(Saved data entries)
— start —

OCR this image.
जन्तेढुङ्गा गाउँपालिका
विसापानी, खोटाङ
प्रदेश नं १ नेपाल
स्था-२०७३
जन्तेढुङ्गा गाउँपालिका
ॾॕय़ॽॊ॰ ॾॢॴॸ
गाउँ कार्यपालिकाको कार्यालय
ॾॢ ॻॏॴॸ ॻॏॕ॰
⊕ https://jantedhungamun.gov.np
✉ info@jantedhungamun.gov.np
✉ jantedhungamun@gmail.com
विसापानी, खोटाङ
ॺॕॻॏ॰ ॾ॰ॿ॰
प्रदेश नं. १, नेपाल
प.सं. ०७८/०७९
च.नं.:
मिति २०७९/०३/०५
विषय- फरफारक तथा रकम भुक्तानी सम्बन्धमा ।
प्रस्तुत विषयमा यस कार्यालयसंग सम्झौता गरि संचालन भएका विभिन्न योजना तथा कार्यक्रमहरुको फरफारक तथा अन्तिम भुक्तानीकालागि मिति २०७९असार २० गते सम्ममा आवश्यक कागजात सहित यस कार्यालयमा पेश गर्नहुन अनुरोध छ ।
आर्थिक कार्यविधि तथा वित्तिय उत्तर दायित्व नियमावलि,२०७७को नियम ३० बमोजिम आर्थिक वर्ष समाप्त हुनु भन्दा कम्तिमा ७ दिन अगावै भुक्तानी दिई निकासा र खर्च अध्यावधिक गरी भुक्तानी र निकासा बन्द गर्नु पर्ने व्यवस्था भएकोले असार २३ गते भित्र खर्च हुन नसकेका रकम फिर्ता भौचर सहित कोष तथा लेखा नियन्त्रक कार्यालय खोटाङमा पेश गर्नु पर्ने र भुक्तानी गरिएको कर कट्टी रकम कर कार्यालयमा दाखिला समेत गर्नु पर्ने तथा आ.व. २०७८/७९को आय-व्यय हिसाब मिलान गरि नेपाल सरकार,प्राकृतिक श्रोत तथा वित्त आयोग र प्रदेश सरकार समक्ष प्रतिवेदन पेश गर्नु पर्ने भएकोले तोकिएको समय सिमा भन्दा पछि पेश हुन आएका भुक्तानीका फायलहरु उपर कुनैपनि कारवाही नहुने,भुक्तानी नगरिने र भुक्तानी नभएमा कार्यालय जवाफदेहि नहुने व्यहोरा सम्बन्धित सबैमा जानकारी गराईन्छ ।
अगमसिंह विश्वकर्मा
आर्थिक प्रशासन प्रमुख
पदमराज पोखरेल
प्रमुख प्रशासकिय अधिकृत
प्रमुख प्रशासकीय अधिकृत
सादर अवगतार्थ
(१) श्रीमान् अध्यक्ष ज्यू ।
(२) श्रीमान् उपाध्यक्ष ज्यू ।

— end —

Transcribe each record exactly. Leave nothing out.

OCR this image.
जन्तेढुङ्गा गाउँपालिका
विसापानी, खोटाङ
प्रदेश नं १ नेपाल
स्था-२०७३
जन्तेढुङ्गा गाउँपालिका
ॾॕय़ॽॊ॰ ॾॢॴॸ
गाउँ कार्यपालिकाको कार्यालय
ॾॢ ॻॏॴॸ ॻॏॕ॰
⊕ https://jantedhungamun.gov.np
✉ info@jantedhungamun.gov.np
✉ jantedhungamun@gmail.com
विसापानी, खोटाङ
ॺॕॻॏ॰ ॾ॰ॿ॰
प्रदेश नं. १, नेपाल
प.सं. ०७८/०७९
च.नं.:
मिति २०७९/०३/०५
विषय- फरफारक तथा रकम भुक्तानी सम्बन्धमा ।
प्रस्तुत विषयमा यस कार्यालयसंग सम्झौता गरि संचालन भएका विभिन्न योजना तथा कार्यक्रमहरुको फरफारक तथा अन्तिम भुक्तानीकालागि मिति २०७९असार २० गते सम्ममा आवश्यक कागजात सहित यस कार्यालयमा पेश गर्नहुन अनुरोध छ ।
आर्थिक कार्यविधि तथा वित्तिय उत्तर दायित्व नियमावलि,२०७७को नियम ३० बमोजिम आर्थिक वर्ष समाप्त हुनु भन्दा कम्तिमा ७ दिन अगावै भुक्तानी दिई निकासा र खर्च अध्यावधिक गरी भुक्तानी र निकासा बन्द गर्नु पर्ने व्यवस्था भएकोले असार २३ गते भित्र खर्च हुन नसकेका रकम फिर्ता भौचर सहित कोष तथा लेखा नियन्त्रक कार्यालय खोटाङमा पेश गर्नु पर्ने र भुक्तानी गरिएको कर कट्टी रकम कर कार्यालयमा दाखिला समेत गर्नु पर्ने तथा आ.व. २०७८/७९को आय-व्यय हिसाब मिलान गरि नेपाल सरकार,प्राकृतिक श्रोत तथा वित्त आयोग र प्रदेश सरकार समक्ष प्रतिवेदन पेश गर्नु पर्ने भएकोले तोकिएको समय सिमा भन्दा पछि पेश हुन आएका भुक्तानीका फायलहरु उपर कुनैपनि कारवाही नहुने,भुक्तानी नगरिने र भुक्तानी नभएमा कार्यालय जवाफदेहि नहुने व्यहोरा सम्बन्धित सबैमा जानकारी गराईन्छ ।
अगमसिंह विश्वकर्मा
आर्थिक प्रशासन प्रमुख
पदमराज पोखरेल
प्रमुख प्रशासकिय अधिकृत
प्रमुख प्रशासकीय अधिकृत
सादर अवगतार्थ
(१) श्रीमान् अध्यक्ष ज्यू ।
(२) श्रीमान् उपाध्यक्ष ज्यू ।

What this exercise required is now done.